_WHAT IS REQUIRED:_ Copy out each line containing "mass" from the entries below.

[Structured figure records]
---

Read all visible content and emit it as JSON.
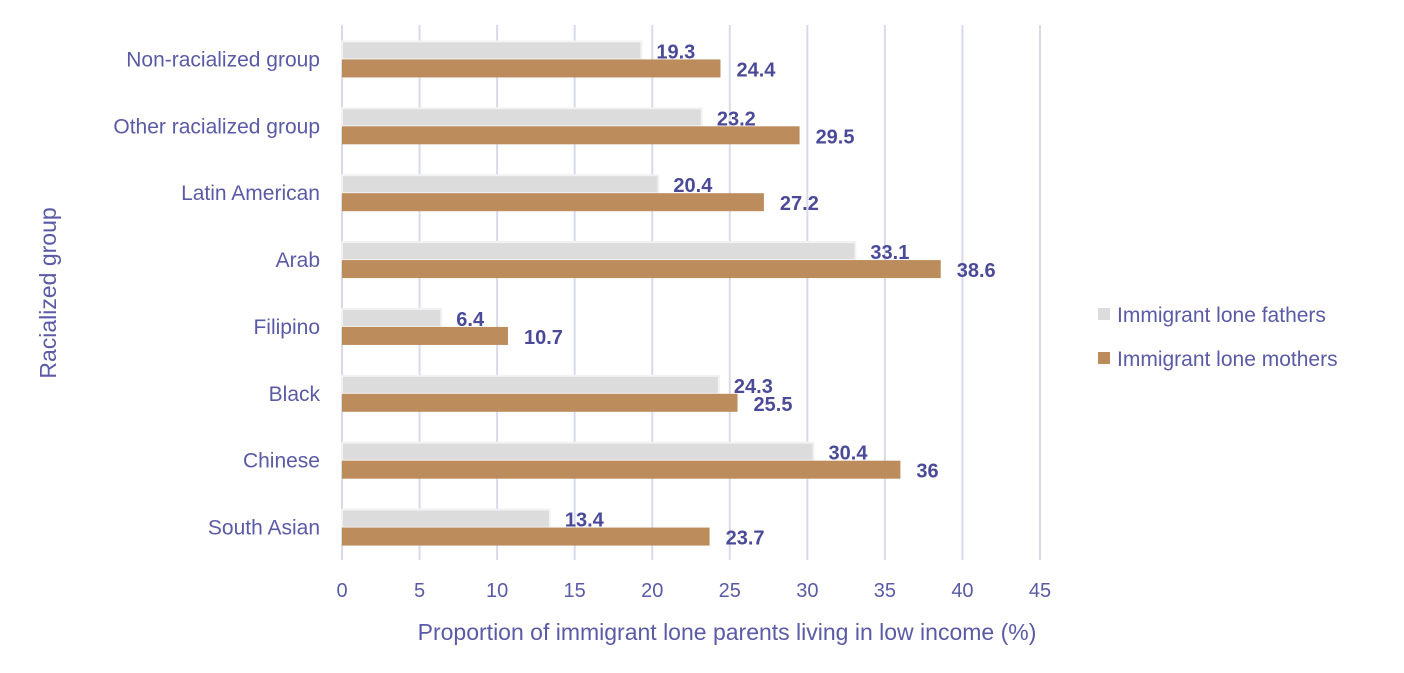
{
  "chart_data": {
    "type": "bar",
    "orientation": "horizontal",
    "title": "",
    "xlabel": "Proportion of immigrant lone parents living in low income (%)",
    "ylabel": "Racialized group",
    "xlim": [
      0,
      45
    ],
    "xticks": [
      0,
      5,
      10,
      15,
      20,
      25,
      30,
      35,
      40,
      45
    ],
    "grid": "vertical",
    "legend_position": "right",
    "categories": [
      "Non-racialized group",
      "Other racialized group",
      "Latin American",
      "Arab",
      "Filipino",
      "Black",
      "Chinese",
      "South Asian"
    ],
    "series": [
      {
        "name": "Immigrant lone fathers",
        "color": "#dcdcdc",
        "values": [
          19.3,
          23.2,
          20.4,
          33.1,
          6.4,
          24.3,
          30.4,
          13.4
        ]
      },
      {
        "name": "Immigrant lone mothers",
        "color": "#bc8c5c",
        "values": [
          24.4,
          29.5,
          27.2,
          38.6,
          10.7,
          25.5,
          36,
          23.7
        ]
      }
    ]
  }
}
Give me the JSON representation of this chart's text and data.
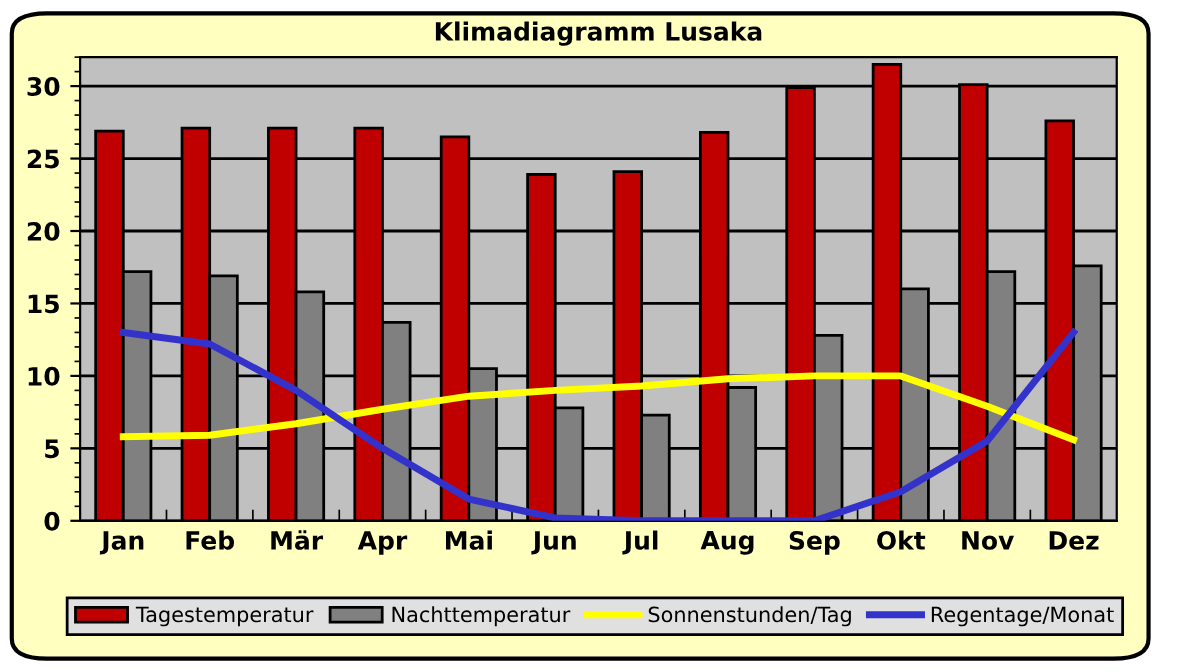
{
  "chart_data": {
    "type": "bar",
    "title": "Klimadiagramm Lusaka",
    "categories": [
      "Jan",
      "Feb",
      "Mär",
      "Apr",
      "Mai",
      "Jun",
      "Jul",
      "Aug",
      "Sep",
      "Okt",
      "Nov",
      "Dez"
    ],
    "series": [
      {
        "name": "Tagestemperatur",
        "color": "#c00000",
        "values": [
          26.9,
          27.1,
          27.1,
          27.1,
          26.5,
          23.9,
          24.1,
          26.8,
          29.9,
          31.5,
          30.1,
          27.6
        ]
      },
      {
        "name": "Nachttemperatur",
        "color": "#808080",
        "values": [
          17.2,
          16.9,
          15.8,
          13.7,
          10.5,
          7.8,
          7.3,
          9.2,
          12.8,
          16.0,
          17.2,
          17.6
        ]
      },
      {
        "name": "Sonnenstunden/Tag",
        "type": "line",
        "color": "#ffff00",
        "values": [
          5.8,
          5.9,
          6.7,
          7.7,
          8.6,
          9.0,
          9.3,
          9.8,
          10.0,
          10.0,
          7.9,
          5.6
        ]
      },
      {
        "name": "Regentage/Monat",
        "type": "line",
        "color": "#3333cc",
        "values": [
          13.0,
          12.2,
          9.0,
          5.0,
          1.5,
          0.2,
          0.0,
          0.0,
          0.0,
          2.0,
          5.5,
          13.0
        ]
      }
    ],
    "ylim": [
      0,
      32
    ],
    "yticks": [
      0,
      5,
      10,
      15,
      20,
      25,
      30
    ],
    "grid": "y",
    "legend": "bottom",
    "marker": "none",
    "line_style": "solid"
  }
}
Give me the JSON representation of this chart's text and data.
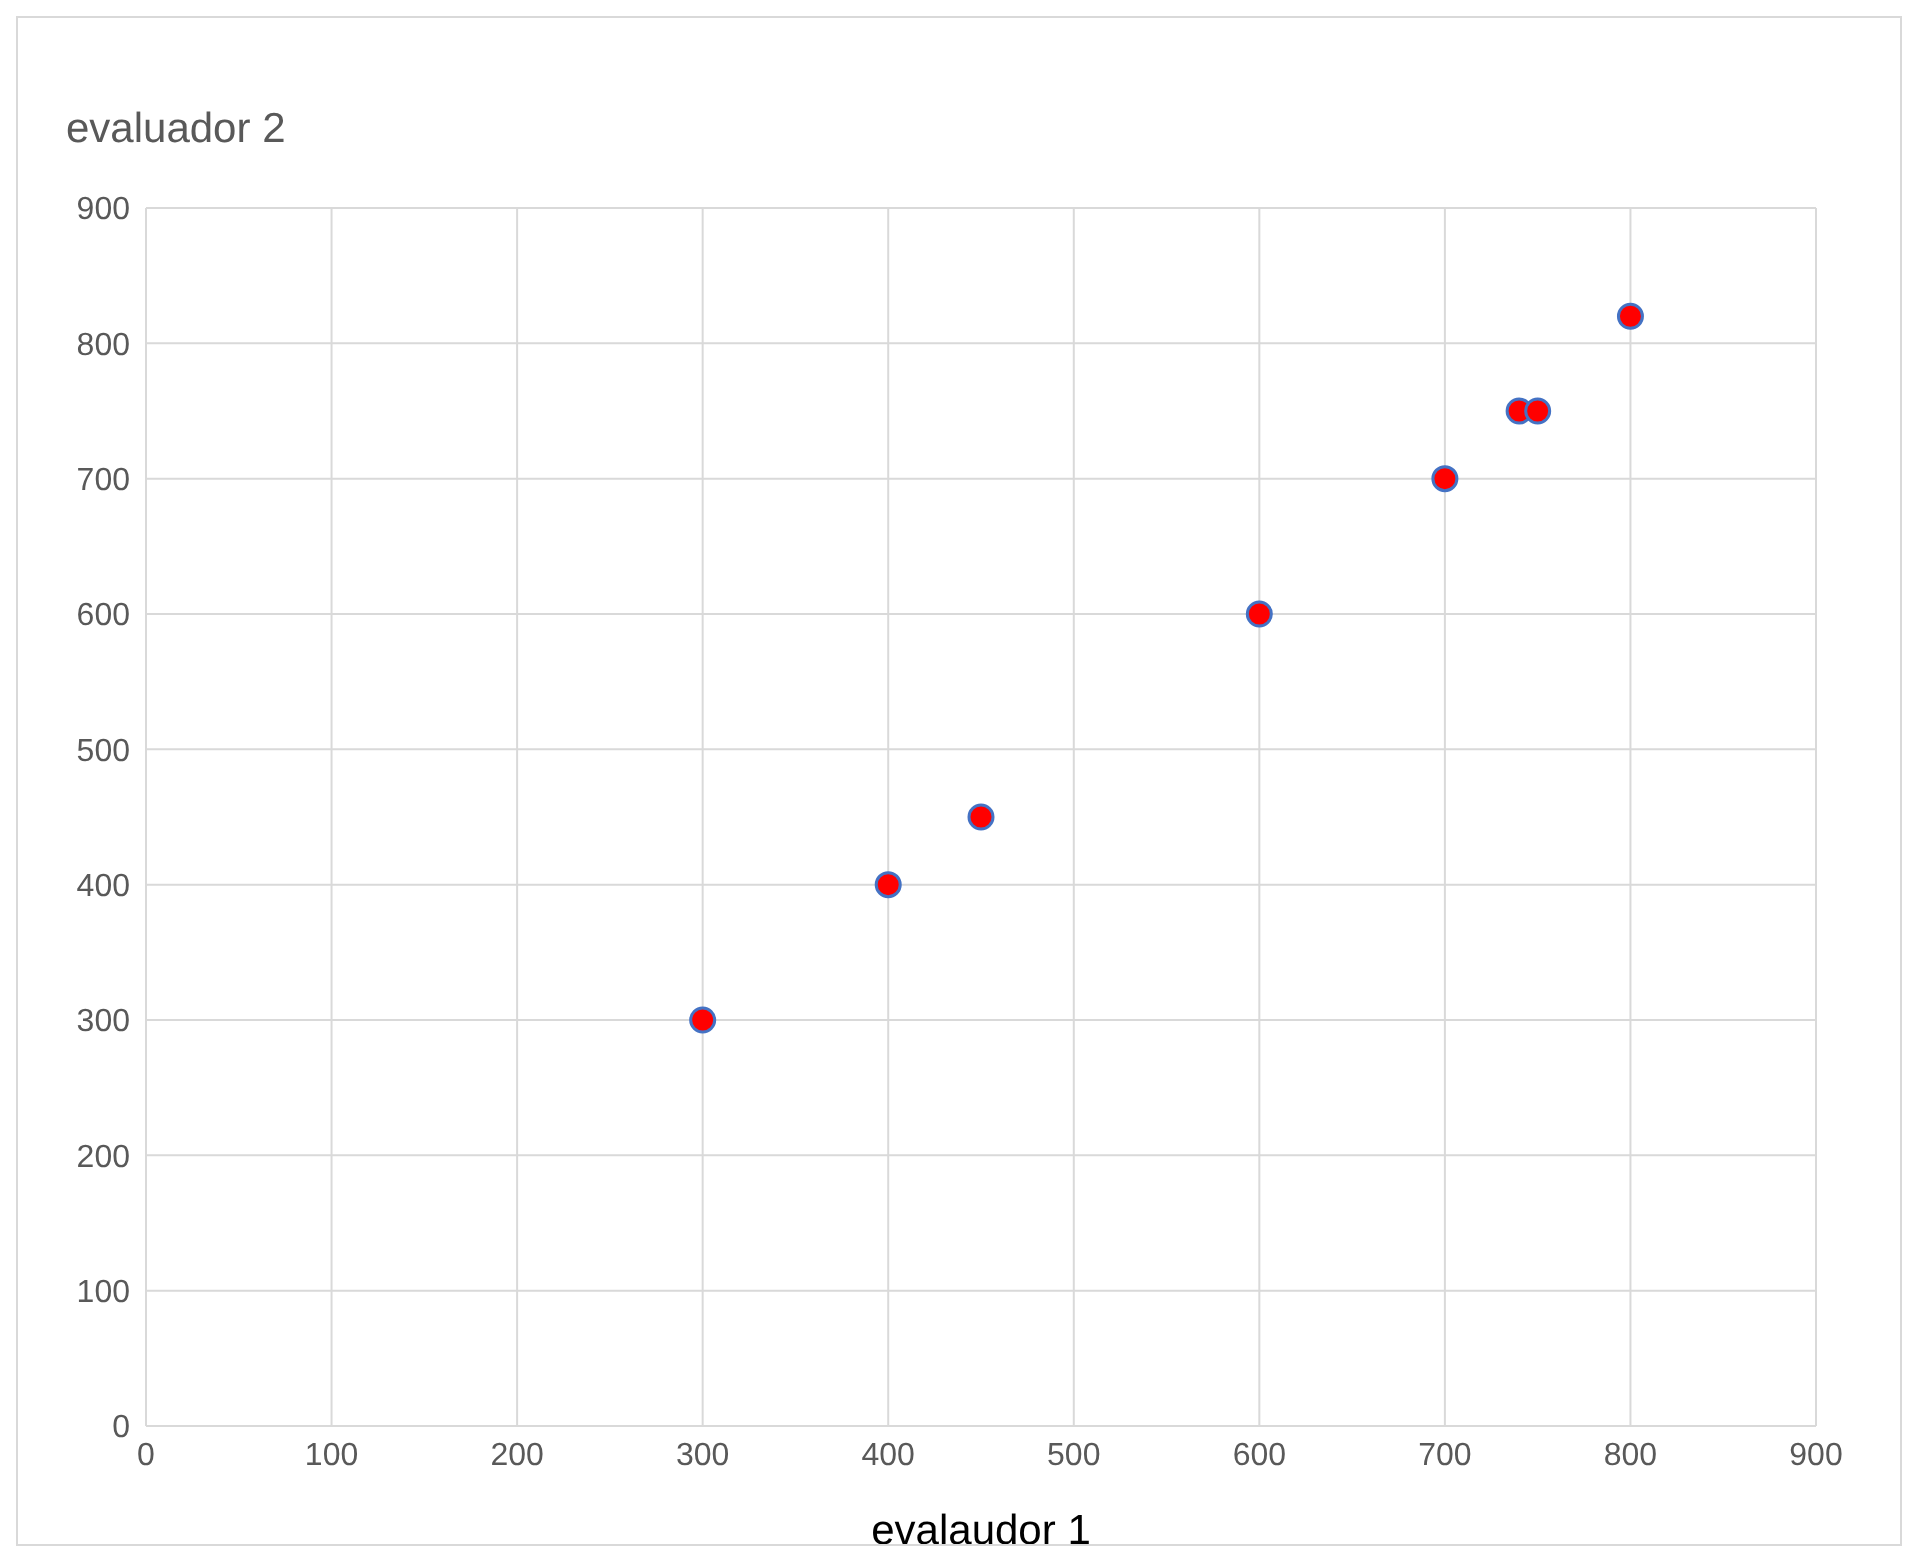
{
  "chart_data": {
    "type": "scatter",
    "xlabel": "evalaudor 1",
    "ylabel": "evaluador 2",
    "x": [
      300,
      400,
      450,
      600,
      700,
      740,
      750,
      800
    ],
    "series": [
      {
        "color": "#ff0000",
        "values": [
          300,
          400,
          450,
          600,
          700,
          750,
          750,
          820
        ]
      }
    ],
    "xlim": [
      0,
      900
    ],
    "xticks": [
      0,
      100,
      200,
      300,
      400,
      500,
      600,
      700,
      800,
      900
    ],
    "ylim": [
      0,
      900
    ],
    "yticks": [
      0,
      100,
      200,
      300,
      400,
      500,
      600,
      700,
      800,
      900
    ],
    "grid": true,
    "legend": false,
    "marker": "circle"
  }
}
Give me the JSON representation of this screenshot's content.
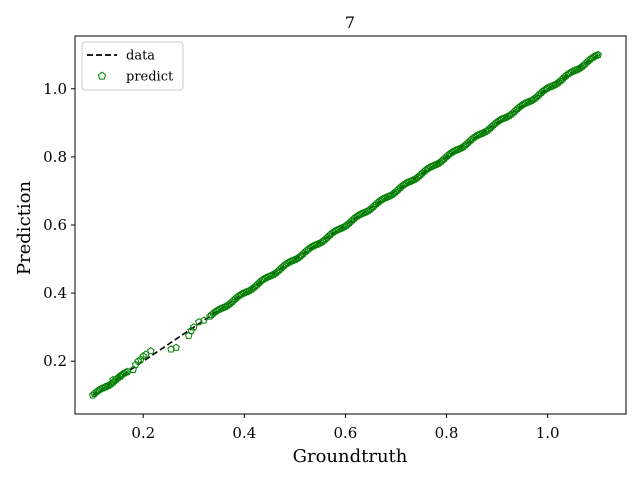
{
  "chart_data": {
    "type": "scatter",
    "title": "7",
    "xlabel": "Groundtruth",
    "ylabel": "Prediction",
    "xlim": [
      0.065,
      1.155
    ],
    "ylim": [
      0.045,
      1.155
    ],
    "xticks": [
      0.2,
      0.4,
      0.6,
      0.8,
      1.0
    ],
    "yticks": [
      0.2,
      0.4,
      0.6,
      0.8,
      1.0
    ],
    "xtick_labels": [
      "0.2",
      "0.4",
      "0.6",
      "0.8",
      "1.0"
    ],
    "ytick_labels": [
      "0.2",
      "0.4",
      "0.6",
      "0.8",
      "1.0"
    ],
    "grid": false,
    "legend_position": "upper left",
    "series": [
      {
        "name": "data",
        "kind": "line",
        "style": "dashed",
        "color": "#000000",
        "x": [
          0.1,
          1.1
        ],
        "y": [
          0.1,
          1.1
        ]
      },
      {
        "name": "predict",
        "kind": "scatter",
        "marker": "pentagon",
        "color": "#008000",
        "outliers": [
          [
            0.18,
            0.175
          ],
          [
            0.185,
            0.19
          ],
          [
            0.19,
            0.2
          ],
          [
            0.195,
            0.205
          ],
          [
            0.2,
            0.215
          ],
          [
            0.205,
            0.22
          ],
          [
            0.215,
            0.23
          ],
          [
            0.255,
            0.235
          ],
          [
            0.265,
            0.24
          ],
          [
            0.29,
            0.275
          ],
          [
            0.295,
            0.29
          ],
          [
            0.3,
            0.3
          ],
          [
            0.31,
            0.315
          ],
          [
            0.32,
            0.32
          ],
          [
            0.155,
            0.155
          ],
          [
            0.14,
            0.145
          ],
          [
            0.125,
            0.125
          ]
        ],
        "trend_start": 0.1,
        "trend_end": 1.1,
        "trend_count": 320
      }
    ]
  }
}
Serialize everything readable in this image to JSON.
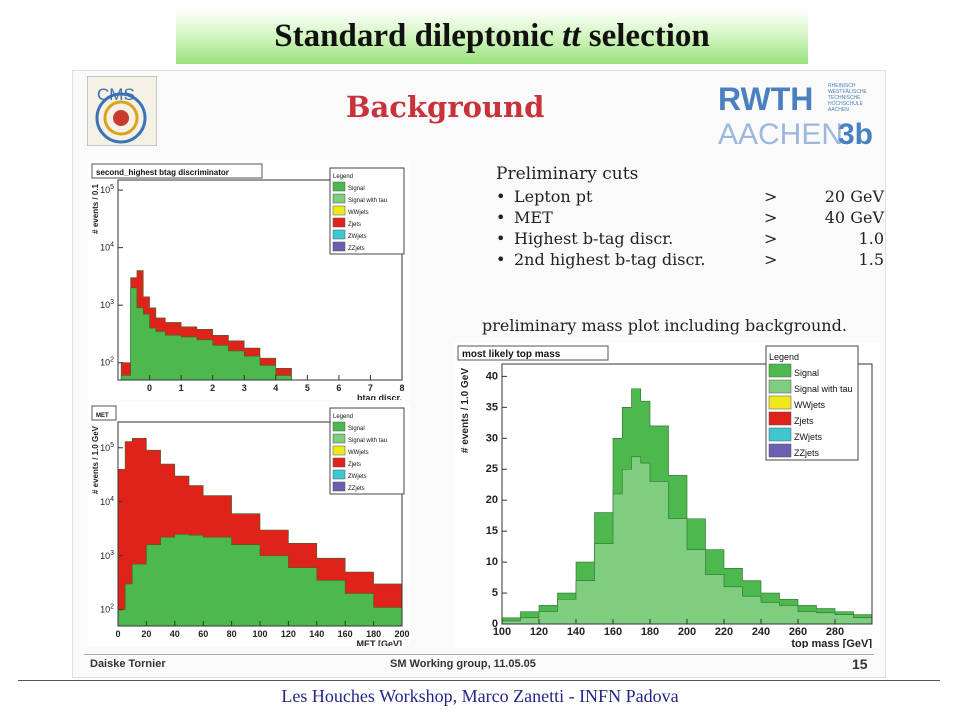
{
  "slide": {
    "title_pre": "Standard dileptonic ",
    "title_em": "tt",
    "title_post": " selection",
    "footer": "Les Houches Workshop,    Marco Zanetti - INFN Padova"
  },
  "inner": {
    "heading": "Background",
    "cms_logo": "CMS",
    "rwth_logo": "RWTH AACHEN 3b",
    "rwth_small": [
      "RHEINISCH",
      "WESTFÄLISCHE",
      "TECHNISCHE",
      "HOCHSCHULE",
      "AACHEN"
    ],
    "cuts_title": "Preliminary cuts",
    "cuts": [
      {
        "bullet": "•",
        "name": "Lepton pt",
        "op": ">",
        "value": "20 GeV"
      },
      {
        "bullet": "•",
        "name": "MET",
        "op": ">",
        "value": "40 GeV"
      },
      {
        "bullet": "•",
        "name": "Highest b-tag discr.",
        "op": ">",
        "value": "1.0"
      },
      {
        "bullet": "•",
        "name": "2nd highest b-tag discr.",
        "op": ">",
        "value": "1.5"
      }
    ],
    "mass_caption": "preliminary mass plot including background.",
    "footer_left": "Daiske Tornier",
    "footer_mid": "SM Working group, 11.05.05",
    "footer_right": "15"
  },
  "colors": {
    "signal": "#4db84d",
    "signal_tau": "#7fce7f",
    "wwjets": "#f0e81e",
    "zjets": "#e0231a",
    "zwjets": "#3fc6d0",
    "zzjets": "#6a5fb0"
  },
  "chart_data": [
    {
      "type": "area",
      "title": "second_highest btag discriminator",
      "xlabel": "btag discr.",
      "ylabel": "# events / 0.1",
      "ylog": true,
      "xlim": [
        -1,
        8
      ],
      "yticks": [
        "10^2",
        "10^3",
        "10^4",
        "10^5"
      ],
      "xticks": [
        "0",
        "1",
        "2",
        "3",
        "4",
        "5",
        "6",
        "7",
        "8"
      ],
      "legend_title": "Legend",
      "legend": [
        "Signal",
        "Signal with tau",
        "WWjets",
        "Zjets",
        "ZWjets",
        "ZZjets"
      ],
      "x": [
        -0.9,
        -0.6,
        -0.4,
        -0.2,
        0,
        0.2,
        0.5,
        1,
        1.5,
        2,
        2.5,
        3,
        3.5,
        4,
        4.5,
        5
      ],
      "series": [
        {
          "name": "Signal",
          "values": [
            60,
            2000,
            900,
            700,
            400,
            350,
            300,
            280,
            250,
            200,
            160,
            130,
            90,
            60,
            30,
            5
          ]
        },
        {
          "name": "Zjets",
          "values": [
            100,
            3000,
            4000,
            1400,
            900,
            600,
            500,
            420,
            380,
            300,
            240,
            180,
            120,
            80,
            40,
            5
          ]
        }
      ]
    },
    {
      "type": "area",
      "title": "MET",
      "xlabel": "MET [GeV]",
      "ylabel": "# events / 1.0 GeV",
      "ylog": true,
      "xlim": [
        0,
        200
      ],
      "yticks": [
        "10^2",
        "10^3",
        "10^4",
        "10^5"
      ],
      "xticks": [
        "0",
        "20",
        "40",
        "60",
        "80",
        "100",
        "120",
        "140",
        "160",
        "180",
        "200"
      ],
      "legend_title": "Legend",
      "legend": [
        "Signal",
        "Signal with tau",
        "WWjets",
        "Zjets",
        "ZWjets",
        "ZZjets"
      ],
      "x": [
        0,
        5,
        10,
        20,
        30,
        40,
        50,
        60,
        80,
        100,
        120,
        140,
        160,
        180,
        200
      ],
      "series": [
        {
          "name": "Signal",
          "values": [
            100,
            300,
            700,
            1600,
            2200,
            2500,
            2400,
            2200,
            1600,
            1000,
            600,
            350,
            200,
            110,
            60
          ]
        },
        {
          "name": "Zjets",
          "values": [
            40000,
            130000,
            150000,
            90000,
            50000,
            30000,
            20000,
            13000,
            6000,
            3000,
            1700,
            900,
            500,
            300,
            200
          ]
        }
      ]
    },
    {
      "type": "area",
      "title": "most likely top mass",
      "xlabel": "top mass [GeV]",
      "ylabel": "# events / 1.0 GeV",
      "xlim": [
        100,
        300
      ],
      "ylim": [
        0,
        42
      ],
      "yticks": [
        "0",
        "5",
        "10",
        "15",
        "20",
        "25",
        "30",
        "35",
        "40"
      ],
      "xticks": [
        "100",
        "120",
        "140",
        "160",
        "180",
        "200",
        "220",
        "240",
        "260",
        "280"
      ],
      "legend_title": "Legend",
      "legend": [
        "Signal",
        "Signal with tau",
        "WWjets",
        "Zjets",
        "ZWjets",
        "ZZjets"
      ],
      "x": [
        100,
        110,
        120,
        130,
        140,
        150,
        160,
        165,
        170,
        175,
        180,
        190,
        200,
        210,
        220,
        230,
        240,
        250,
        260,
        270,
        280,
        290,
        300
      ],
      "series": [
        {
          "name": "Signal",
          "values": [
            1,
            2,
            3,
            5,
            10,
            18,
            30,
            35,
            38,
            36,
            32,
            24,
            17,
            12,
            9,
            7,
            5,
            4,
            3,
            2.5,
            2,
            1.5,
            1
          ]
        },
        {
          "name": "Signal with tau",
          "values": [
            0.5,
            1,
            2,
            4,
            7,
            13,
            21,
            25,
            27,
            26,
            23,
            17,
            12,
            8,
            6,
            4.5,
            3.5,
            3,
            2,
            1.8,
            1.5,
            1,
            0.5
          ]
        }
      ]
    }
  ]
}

---

_CORRECT ANSWER:_
    "mass_caption": "preliminary mass plot including background.",
      "title": "most likely top mass",
      "xlabel": "top mass [GeV]",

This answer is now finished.